-- BEGIN Data for processing --

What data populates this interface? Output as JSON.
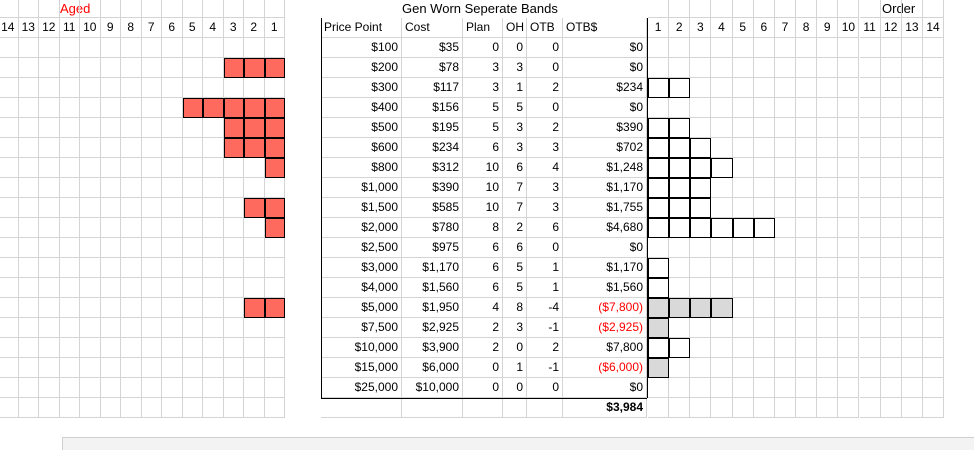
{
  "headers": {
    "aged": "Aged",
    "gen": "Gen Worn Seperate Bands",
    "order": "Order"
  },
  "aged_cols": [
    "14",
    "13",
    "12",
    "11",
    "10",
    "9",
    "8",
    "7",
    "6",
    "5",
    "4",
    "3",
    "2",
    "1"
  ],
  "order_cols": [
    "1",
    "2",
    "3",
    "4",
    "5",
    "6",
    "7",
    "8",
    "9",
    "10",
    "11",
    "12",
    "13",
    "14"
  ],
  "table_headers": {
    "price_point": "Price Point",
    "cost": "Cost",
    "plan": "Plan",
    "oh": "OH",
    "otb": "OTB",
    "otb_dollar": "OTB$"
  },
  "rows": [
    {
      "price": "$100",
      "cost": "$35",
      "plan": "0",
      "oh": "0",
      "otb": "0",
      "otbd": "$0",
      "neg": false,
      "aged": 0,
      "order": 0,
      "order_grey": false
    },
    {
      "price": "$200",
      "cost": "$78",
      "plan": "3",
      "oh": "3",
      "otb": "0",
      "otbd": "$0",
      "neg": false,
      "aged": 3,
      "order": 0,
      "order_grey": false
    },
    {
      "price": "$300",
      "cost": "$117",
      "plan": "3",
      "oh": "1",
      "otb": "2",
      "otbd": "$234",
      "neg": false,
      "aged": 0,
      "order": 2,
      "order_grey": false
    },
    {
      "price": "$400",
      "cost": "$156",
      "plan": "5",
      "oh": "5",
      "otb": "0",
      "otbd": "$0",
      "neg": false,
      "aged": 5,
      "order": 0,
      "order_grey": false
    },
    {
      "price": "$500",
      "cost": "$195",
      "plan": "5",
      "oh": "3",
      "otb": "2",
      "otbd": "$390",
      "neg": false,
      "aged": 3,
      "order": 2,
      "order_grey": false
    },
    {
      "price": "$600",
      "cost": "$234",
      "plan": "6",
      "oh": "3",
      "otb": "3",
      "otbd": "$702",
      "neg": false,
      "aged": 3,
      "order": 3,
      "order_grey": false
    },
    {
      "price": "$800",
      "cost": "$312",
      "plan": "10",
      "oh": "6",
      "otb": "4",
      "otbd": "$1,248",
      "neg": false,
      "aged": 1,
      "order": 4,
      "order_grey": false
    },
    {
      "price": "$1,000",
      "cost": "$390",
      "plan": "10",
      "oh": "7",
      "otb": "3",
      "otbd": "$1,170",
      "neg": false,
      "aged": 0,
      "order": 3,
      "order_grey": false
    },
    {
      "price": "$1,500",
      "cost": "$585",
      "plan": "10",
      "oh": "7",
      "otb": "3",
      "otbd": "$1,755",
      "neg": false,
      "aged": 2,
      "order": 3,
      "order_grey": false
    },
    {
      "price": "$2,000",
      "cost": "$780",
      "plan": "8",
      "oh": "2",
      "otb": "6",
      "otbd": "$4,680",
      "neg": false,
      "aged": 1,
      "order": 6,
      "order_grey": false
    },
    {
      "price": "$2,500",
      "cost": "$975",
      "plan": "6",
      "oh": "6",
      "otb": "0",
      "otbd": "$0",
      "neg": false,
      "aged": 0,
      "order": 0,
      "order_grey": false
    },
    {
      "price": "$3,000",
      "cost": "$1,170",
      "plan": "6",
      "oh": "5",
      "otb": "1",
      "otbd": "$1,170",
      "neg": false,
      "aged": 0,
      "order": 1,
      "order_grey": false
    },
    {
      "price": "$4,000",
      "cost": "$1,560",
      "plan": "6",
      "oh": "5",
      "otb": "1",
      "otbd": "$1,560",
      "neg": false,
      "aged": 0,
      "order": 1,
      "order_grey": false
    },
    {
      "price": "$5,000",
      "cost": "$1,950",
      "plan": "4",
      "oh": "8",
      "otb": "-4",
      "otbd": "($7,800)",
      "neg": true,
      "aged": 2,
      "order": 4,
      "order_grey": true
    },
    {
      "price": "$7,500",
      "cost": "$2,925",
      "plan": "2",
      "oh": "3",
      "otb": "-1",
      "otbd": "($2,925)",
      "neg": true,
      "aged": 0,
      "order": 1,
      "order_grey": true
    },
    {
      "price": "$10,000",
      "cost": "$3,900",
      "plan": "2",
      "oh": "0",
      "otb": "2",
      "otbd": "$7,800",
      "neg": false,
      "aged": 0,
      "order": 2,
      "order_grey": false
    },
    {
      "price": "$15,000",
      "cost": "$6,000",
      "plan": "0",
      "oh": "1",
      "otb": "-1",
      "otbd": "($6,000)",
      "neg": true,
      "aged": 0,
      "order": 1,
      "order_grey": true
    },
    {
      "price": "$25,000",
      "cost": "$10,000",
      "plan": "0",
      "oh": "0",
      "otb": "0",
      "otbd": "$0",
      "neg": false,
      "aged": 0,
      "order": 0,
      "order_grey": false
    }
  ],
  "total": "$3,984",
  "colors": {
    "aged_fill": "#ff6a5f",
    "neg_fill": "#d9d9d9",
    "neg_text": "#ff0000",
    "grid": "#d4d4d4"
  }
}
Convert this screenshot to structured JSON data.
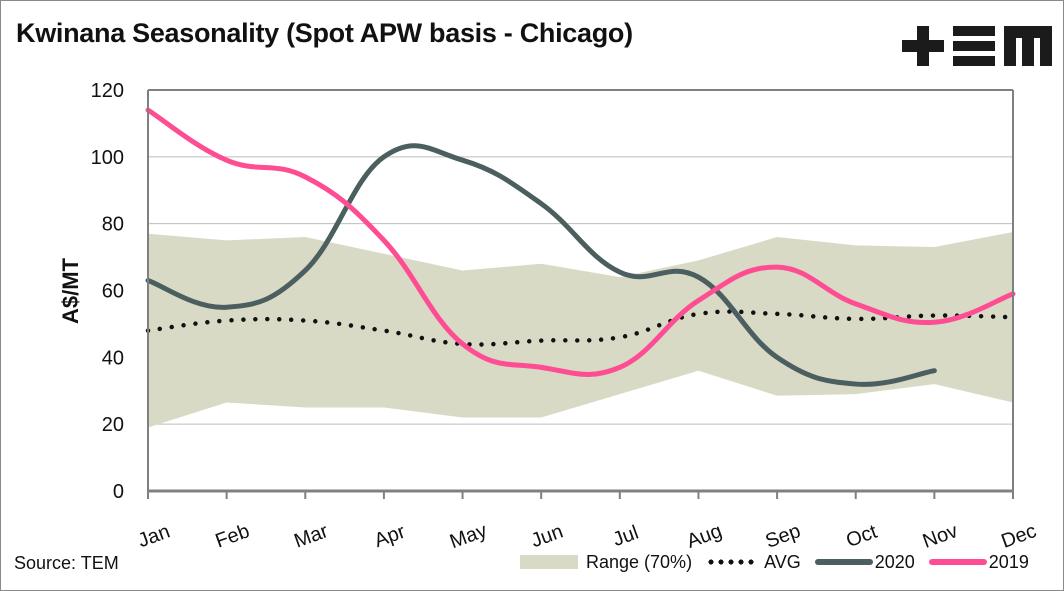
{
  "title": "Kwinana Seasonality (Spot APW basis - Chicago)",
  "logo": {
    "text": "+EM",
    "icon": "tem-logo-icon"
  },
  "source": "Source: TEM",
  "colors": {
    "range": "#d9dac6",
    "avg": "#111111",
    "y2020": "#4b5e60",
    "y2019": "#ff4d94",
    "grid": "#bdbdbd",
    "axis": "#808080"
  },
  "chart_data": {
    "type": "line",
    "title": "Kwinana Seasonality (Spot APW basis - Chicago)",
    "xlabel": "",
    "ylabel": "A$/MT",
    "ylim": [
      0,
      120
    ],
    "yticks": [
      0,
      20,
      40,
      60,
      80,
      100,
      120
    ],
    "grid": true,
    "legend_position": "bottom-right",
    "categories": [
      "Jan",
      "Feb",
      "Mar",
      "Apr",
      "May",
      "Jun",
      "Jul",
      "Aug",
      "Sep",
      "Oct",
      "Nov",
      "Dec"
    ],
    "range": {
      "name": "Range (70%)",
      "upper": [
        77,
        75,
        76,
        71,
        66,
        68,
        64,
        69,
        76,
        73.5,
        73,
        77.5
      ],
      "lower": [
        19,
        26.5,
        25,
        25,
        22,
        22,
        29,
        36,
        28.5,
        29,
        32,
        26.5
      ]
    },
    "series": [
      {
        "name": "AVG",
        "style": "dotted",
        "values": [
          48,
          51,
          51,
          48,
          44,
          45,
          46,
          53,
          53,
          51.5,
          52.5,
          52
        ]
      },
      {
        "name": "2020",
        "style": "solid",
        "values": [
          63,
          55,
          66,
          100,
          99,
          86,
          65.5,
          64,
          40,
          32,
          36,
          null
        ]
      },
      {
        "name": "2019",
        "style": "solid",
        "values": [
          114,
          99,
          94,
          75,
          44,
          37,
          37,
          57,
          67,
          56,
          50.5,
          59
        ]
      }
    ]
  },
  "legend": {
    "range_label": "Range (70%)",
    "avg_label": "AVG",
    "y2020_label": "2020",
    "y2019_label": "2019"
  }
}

-- END Data for processing --

What is expected: Leave the pictures out and write out every entry exactly as given.

Written solution:
What data populates this interface? Output as JSON.
{
  "headers": {
    "aged": "Aged",
    "gen": "Gen Worn Seperate Bands",
    "order": "Order"
  },
  "aged_cols": [
    "14",
    "13",
    "12",
    "11",
    "10",
    "9",
    "8",
    "7",
    "6",
    "5",
    "4",
    "3",
    "2",
    "1"
  ],
  "order_cols": [
    "1",
    "2",
    "3",
    "4",
    "5",
    "6",
    "7",
    "8",
    "9",
    "10",
    "11",
    "12",
    "13",
    "14"
  ],
  "table_headers": {
    "price_point": "Price Point",
    "cost": "Cost",
    "plan": "Plan",
    "oh": "OH",
    "otb": "OTB",
    "otb_dollar": "OTB$"
  },
  "rows": [
    {
      "price": "$100",
      "cost": "$35",
      "plan": "0",
      "oh": "0",
      "otb": "0",
      "otbd": "$0",
      "neg": false,
      "aged": 0,
      "order": 0,
      "order_grey": false
    },
    {
      "price": "$200",
      "cost": "$78",
      "plan": "3",
      "oh": "3",
      "otb": "0",
      "otbd": "$0",
      "neg": false,
      "aged": 3,
      "order": 0,
      "order_grey": false
    },
    {
      "price": "$300",
      "cost": "$117",
      "plan": "3",
      "oh": "1",
      "otb": "2",
      "otbd": "$234",
      "neg": false,
      "aged": 0,
      "order": 2,
      "order_grey": false
    },
    {
      "price": "$400",
      "cost": "$156",
      "plan": "5",
      "oh": "5",
      "otb": "0",
      "otbd": "$0",
      "neg": false,
      "aged": 5,
      "order": 0,
      "order_grey": false
    },
    {
      "price": "$500",
      "cost": "$195",
      "plan": "5",
      "oh": "3",
      "otb": "2",
      "otbd": "$390",
      "neg": false,
      "aged": 3,
      "order": 2,
      "order_grey": false
    },
    {
      "price": "$600",
      "cost": "$234",
      "plan": "6",
      "oh": "3",
      "otb": "3",
      "otbd": "$702",
      "neg": false,
      "aged": 3,
      "order": 3,
      "order_grey": false
    },
    {
      "price": "$800",
      "cost": "$312",
      "plan": "10",
      "oh": "6",
      "otb": "4",
      "otbd": "$1,248",
      "neg": false,
      "aged": 1,
      "order": 4,
      "order_grey": false
    },
    {
      "price": "$1,000",
      "cost": "$390",
      "plan": "10",
      "oh": "7",
      "otb": "3",
      "otbd": "$1,170",
      "neg": false,
      "aged": 0,
      "order": 3,
      "order_grey": false
    },
    {
      "price": "$1,500",
      "cost": "$585",
      "plan": "10",
      "oh": "7",
      "otb": "3",
      "otbd": "$1,755",
      "neg": false,
      "aged": 2,
      "order": 3,
      "order_grey": false
    },
    {
      "price": "$2,000",
      "cost": "$780",
      "plan": "8",
      "oh": "2",
      "otb": "6",
      "otbd": "$4,680",
      "neg": false,
      "aged": 1,
      "order": 6,
      "order_grey": false
    },
    {
      "price": "$2,500",
      "cost": "$975",
      "plan": "6",
      "oh": "6",
      "otb": "0",
      "otbd": "$0",
      "neg": false,
      "aged": 0,
      "order": 0,
      "order_grey": false
    },
    {
      "price": "$3,000",
      "cost": "$1,170",
      "plan": "6",
      "oh": "5",
      "otb": "1",
      "otbd": "$1,170",
      "neg": false,
      "aged": 0,
      "order": 1,
      "order_grey": false
    },
    {
      "price": "$4,000",
      "cost": "$1,560",
      "plan": "6",
      "oh": "5",
      "otb": "1",
      "otbd": "$1,560",
      "neg": false,
      "aged": 0,
      "order": 1,
      "order_grey": false
    },
    {
      "price": "$5,000",
      "cost": "$1,950",
      "plan": "4",
      "oh": "8",
      "otb": "-4",
      "otbd": "($7,800)",
      "neg": true,
      "aged": 2,
      "order": 4,
      "order_grey": true
    },
    {
      "price": "$7,500",
      "cost": "$2,925",
      "plan": "2",
      "oh": "3",
      "otb": "-1",
      "otbd": "($2,925)",
      "neg": true,
      "aged": 0,
      "order": 1,
      "order_grey": true
    },
    {
      "price": "$10,000",
      "cost": "$3,900",
      "plan": "2",
      "oh": "0",
      "otb": "2",
      "otbd": "$7,800",
      "neg": false,
      "aged": 0,
      "order": 2,
      "order_grey": false
    },
    {
      "price": "$15,000",
      "cost": "$6,000",
      "plan": "0",
      "oh": "1",
      "otb": "-1",
      "otbd": "($6,000)",
      "neg": true,
      "aged": 0,
      "order": 1,
      "order_grey": true
    },
    {
      "price": "$25,000",
      "cost": "$10,000",
      "plan": "0",
      "oh": "0",
      "otb": "0",
      "otbd": "$0",
      "neg": false,
      "aged": 0,
      "order": 0,
      "order_grey": false
    }
  ],
  "total": "$3,984",
  "colors": {
    "aged_fill": "#ff6a5f",
    "neg_fill": "#d9d9d9",
    "neg_text": "#ff0000",
    "grid": "#d4d4d4"
  }
}
Convert this screenshot to structured JSON data.
{
  "title": "Kwinana Seasonality (Spot APW basis - Chicago)",
  "logo": {
    "text": "+EM",
    "icon": "tem-logo-icon"
  },
  "source": "Source: TEM",
  "colors": {
    "range": "#d9dac6",
    "avg": "#111111",
    "y2020": "#4b5e60",
    "y2019": "#ff4d94",
    "grid": "#bdbdbd",
    "axis": "#808080"
  },
  "chart_data": {
    "type": "line",
    "title": "Kwinana Seasonality (Spot APW basis - Chicago)",
    "xlabel": "",
    "ylabel": "A$/MT",
    "ylim": [
      0,
      120
    ],
    "yticks": [
      0,
      20,
      40,
      60,
      80,
      100,
      120
    ],
    "grid": true,
    "legend_position": "bottom-right",
    "categories": [
      "Jan",
      "Feb",
      "Mar",
      "Apr",
      "May",
      "Jun",
      "Jul",
      "Aug",
      "Sep",
      "Oct",
      "Nov",
      "Dec"
    ],
    "range": {
      "name": "Range (70%)",
      "upper": [
        77,
        75,
        76,
        71,
        66,
        68,
        64,
        69,
        76,
        73.5,
        73,
        77.5
      ],
      "lower": [
        19,
        26.5,
        25,
        25,
        22,
        22,
        29,
        36,
        28.5,
        29,
        32,
        26.5
      ]
    },
    "series": [
      {
        "name": "AVG",
        "style": "dotted",
        "values": [
          48,
          51,
          51,
          48,
          44,
          45,
          46,
          53,
          53,
          51.5,
          52.5,
          52
        ]
      },
      {
        "name": "2020",
        "style": "solid",
        "values": [
          63,
          55,
          66,
          100,
          99,
          86,
          65.5,
          64,
          40,
          32,
          36,
          null
        ]
      },
      {
        "name": "2019",
        "style": "solid",
        "values": [
          114,
          99,
          94,
          75,
          44,
          37,
          37,
          57,
          67,
          56,
          50.5,
          59
        ]
      }
    ]
  },
  "legend": {
    "range_label": "Range (70%)",
    "avg_label": "AVG",
    "y2020_label": "2020",
    "y2019_label": "2019"
  }
}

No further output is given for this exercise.